Job ->
Print the entries verbatim, leaving out the images they contain.

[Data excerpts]

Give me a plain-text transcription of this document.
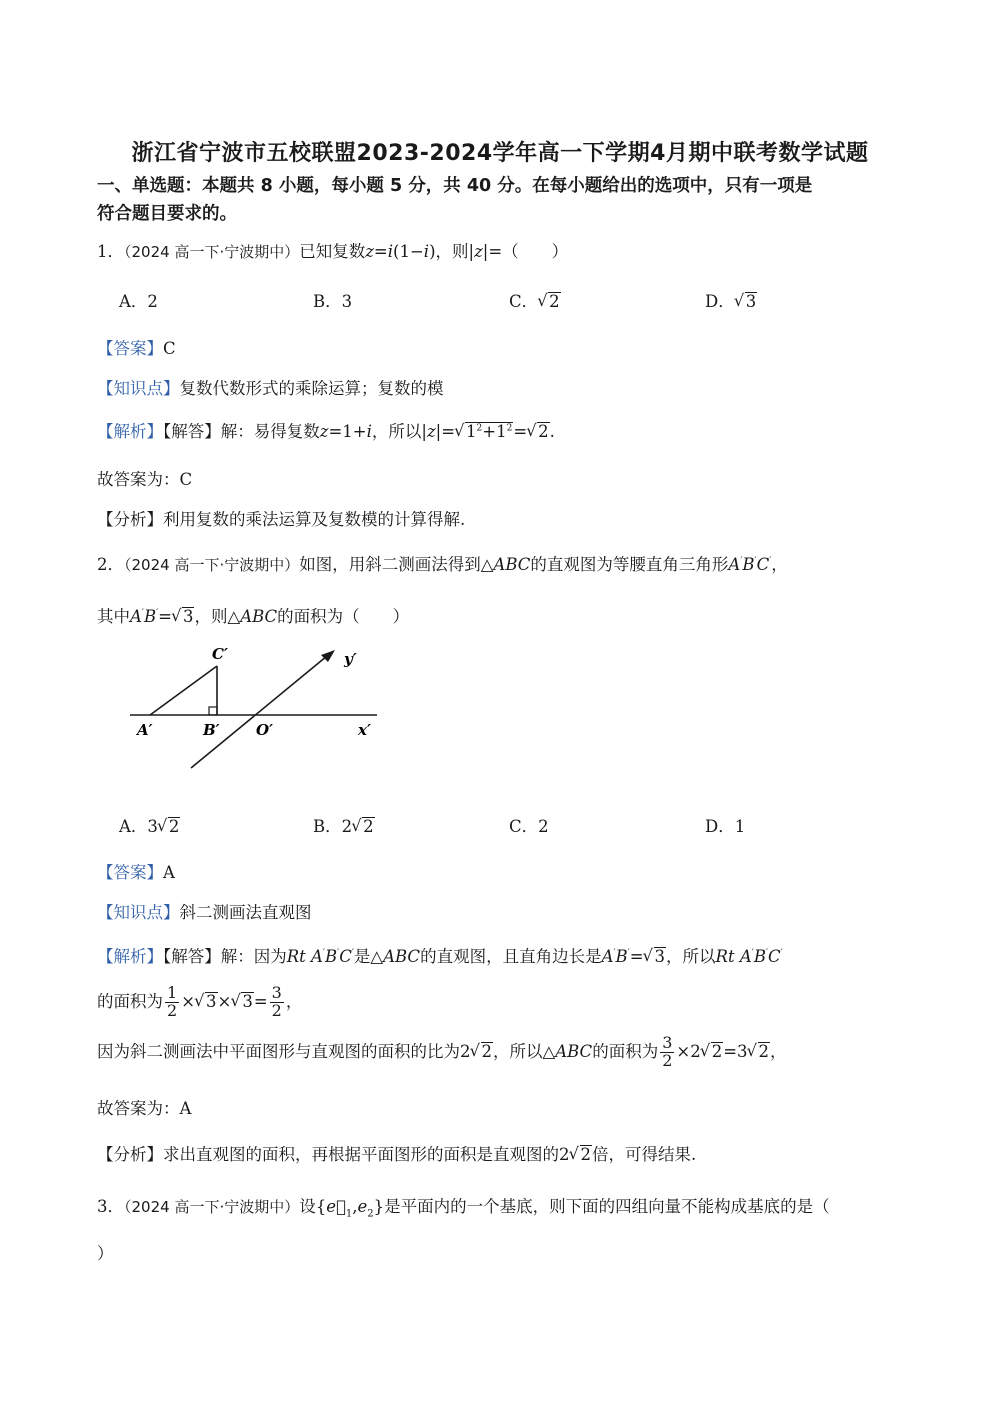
浙江省宁波市五校联盟2023-2024学年高一下学期4月期中联考数学试题
一、单选题：本题共 8 小题，每小题 5 分，共 40 分。在每小题给出的选项中，只有一项是
符合题目要求的。
1．（2024 高一下·宁波期中）已知复数z=i(1−i)，则|z|=（　　）
A．2	B．3	C．√ 2	D．√ 3
【答案】C
【知识点】复数代数形式的乘除运算；复数的模
【解析】【解答】解：易得复数z=1+i，所以|z|=√ $1^2+1^2=√$ 2.
故答案为：C
【分析】利用复数的乘法运算及复数模的计算得解.
2．（2024 高一下·宁波期中）如图，用斜二测画法得到△ABC的直观图为等腰直角三角形A′B′C′，
其中A′B′=√ 3，则△ABC的面积为（　　）
C′	y′
A′	B′ O′	x′
A．3√ 2	B．2√ 2	C．2	D．1
【答案】A
【知识点】斜二测画法直观图
【解析】【解答】解：因为Rt A′B′C′是△ABC的直观图，且直角边长是A′B′=√ 3，所以Rt A′B′C′
的面积为 $\frac{1}{2}$ ×√ 3×√ $3= \frac{3}{2}$ ，
因为斜二测画法中平面图形与直观图的面积的比为2√ 2，所以△ABC的面积为 $\frac{3}{2} \times 2√$ 2=3√ 2，
故答案为：A
【分析】求出直观图的面积，再根据平面图形的面积是直观图的2√ 2倍，可得结果.
3．（2024 高一下·宁波期中）设$\{e⃗_1,e_2\}$是平面内的一个基底，则下面的四组向量不能构成基底的是（
）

The response ->
Give me a plain-text transcription of this document.
浙江省宁波市五校联盟2023-2024学年高一下学期4月期中联考数学试题
一、单选题：本题共 8 小题，每小题 5 分，共 40 分。在每小题给出的选项中，只有一项是
符合题目要求的。
1．（2024 高一下·宁波期中）已知复数z=i(1−i)，则|z|=（　　）
A．2	B．3	C．√ 2	D．√ 3
【答案】C
【知识点】复数代数形式的乘除运算；复数的模
【解析】【解答】解：易得复数z=1+i，所以|z|=√ $1^2+1^2=√$ 2.
故答案为：C
【分析】利用复数的乘法运算及复数模的计算得解.
2．（2024 高一下·宁波期中）如图，用斜二测画法得到△ABC的直观图为等腰直角三角形A′B′C′，
其中A′B′=√ 3，则△ABC的面积为（　　）
C′	y′
A′	B′ O′	x′
A．3√ 2	B．2√ 2	C．2	D．1
【答案】A
【知识点】斜二测画法直观图
【解析】【解答】解：因为Rt A′B′C′是△ABC的直观图，且直角边长是A′B′=√ 3，所以Rt A′B′C′
的面积为 $\frac{1}{2}$ ×√ 3×√ $3= \frac{3}{2}$ ，
因为斜二测画法中平面图形与直观图的面积的比为2√ 2，所以△ABC的面积为 $\frac{3}{2} \times 2√$ 2=3√ 2，
故答案为：A
【分析】求出直观图的面积，再根据平面图形的面积是直观图的2√ 2倍，可得结果.
3．（2024 高一下·宁波期中）设$\{e⃗_1,e_2\}$是平面内的一个基底，则下面的四组向量不能构成基底的是（
）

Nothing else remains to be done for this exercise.